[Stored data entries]
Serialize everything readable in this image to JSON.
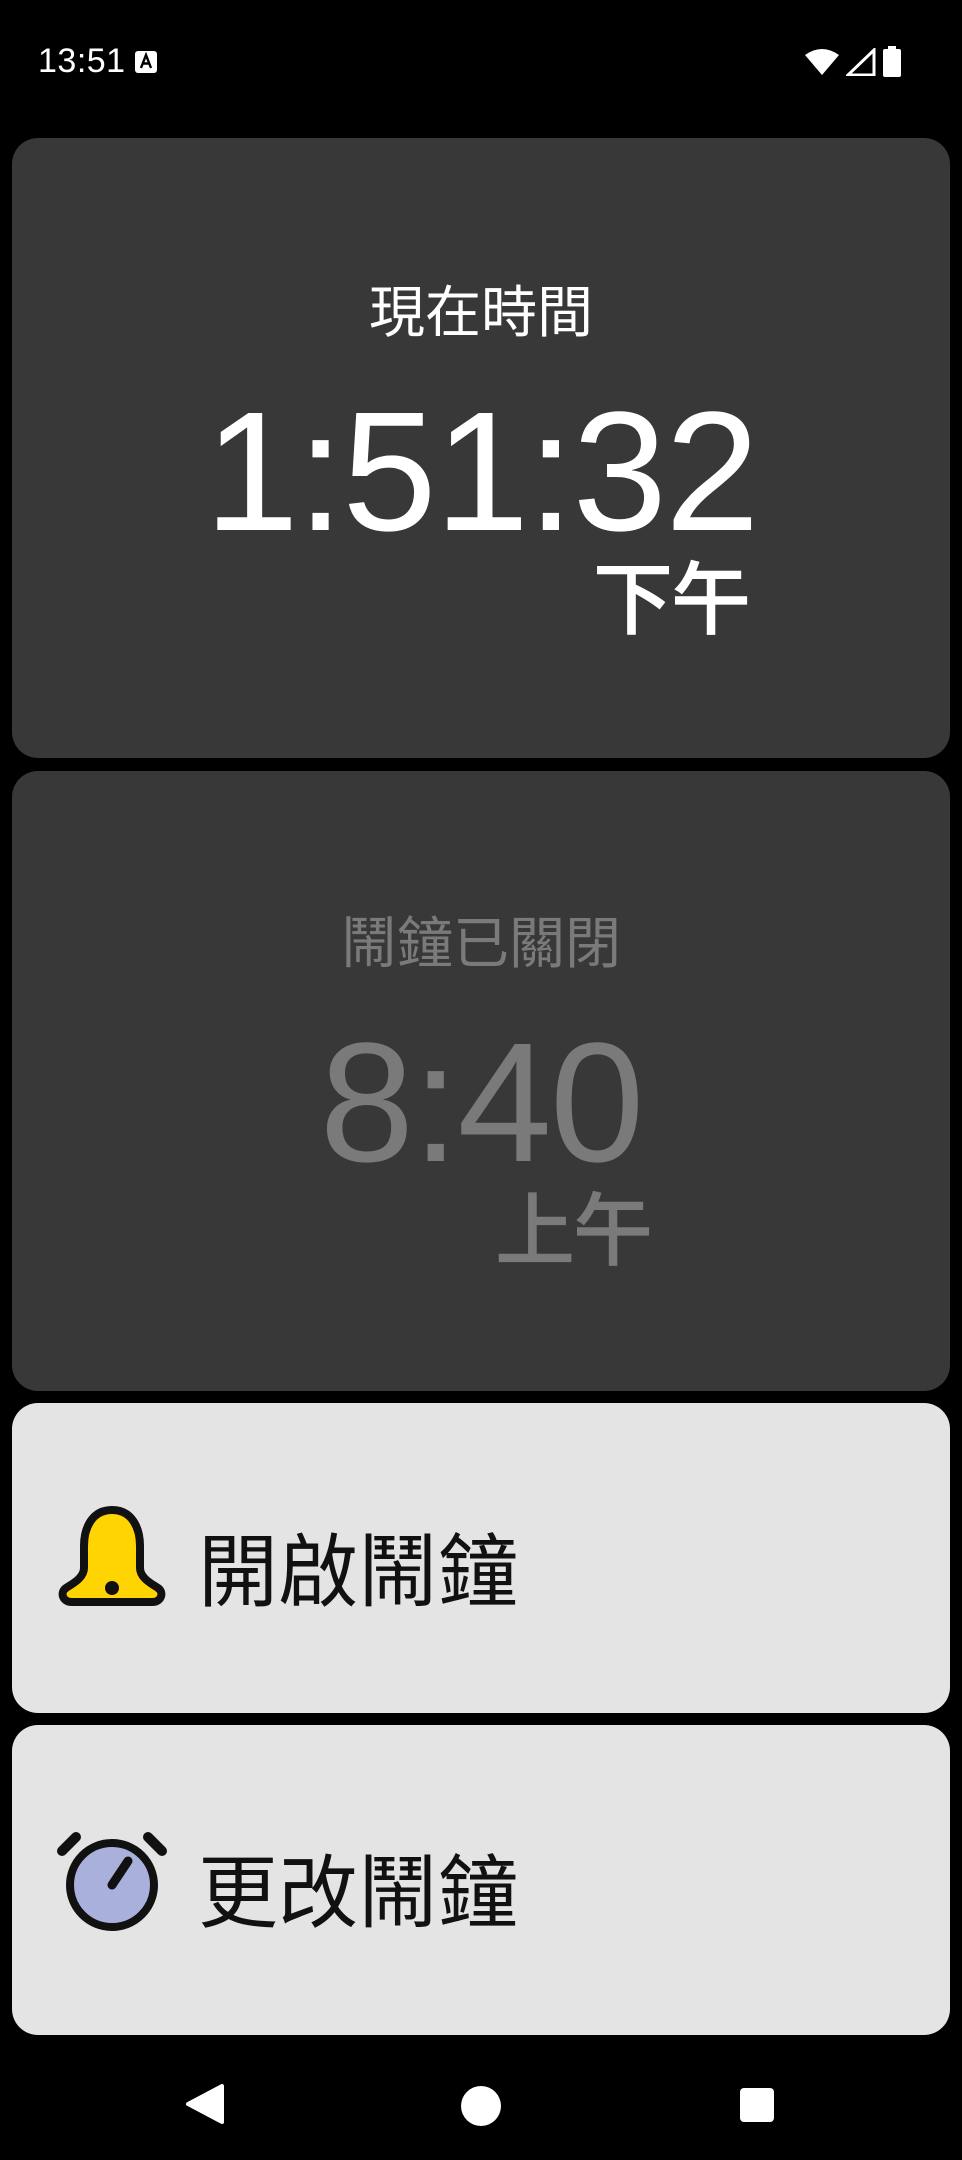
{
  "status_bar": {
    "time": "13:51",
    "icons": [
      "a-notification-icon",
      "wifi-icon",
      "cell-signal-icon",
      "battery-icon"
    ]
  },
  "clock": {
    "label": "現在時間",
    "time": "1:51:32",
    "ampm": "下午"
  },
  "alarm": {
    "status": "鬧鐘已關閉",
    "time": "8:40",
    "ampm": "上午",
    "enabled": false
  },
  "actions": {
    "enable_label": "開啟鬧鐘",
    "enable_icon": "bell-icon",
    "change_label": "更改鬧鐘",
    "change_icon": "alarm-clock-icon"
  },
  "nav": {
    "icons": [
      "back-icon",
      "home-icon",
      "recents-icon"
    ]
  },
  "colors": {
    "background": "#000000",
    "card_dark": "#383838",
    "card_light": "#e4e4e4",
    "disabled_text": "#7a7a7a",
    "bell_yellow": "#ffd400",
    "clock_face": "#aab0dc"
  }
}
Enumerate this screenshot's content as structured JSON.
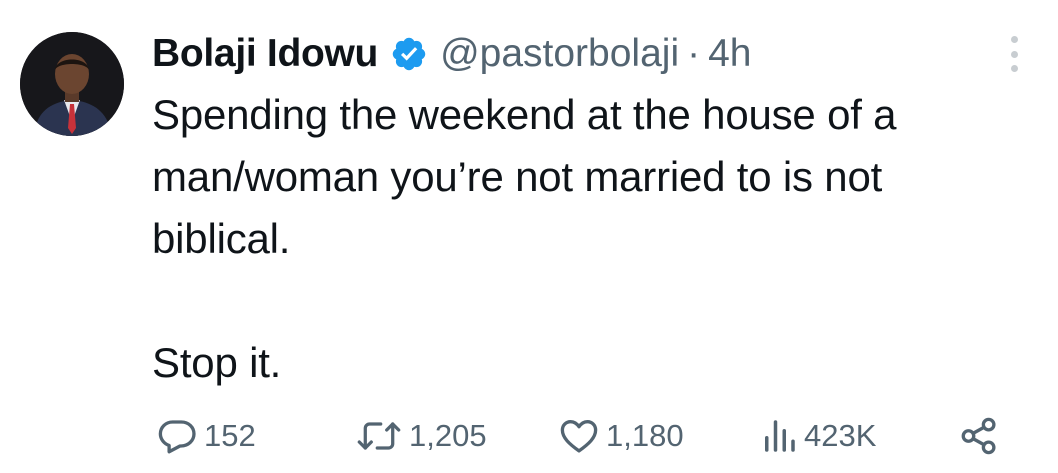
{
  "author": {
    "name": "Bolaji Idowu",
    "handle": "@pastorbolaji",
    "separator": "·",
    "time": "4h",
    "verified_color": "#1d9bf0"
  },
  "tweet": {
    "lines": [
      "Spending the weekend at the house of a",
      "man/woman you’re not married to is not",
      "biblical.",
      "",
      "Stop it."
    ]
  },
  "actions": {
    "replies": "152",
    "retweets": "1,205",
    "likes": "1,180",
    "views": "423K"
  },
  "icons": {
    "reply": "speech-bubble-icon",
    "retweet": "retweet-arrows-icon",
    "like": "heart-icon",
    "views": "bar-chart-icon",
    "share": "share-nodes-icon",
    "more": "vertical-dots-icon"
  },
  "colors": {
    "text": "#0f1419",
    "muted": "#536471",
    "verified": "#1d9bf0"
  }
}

**Instructions for the task**
Leaving out every picture, extract verbatim the lines from the one containing "Enumerate this screenshot's" through the last line of the listing, inclusive.

**Finished exercise**
Enumerate this screenshot's content as structured JSON.
{
  "author": {
    "name": "Bolaji Idowu",
    "handle": "@pastorbolaji",
    "separator": "·",
    "time": "4h",
    "verified_color": "#1d9bf0"
  },
  "tweet": {
    "lines": [
      "Spending the weekend at the house of a",
      "man/woman you’re not married to is not",
      "biblical.",
      "",
      "Stop it."
    ]
  },
  "actions": {
    "replies": "152",
    "retweets": "1,205",
    "likes": "1,180",
    "views": "423K"
  },
  "icons": {
    "reply": "speech-bubble-icon",
    "retweet": "retweet-arrows-icon",
    "like": "heart-icon",
    "views": "bar-chart-icon",
    "share": "share-nodes-icon",
    "more": "vertical-dots-icon"
  },
  "colors": {
    "text": "#0f1419",
    "muted": "#536471",
    "verified": "#1d9bf0"
  }
}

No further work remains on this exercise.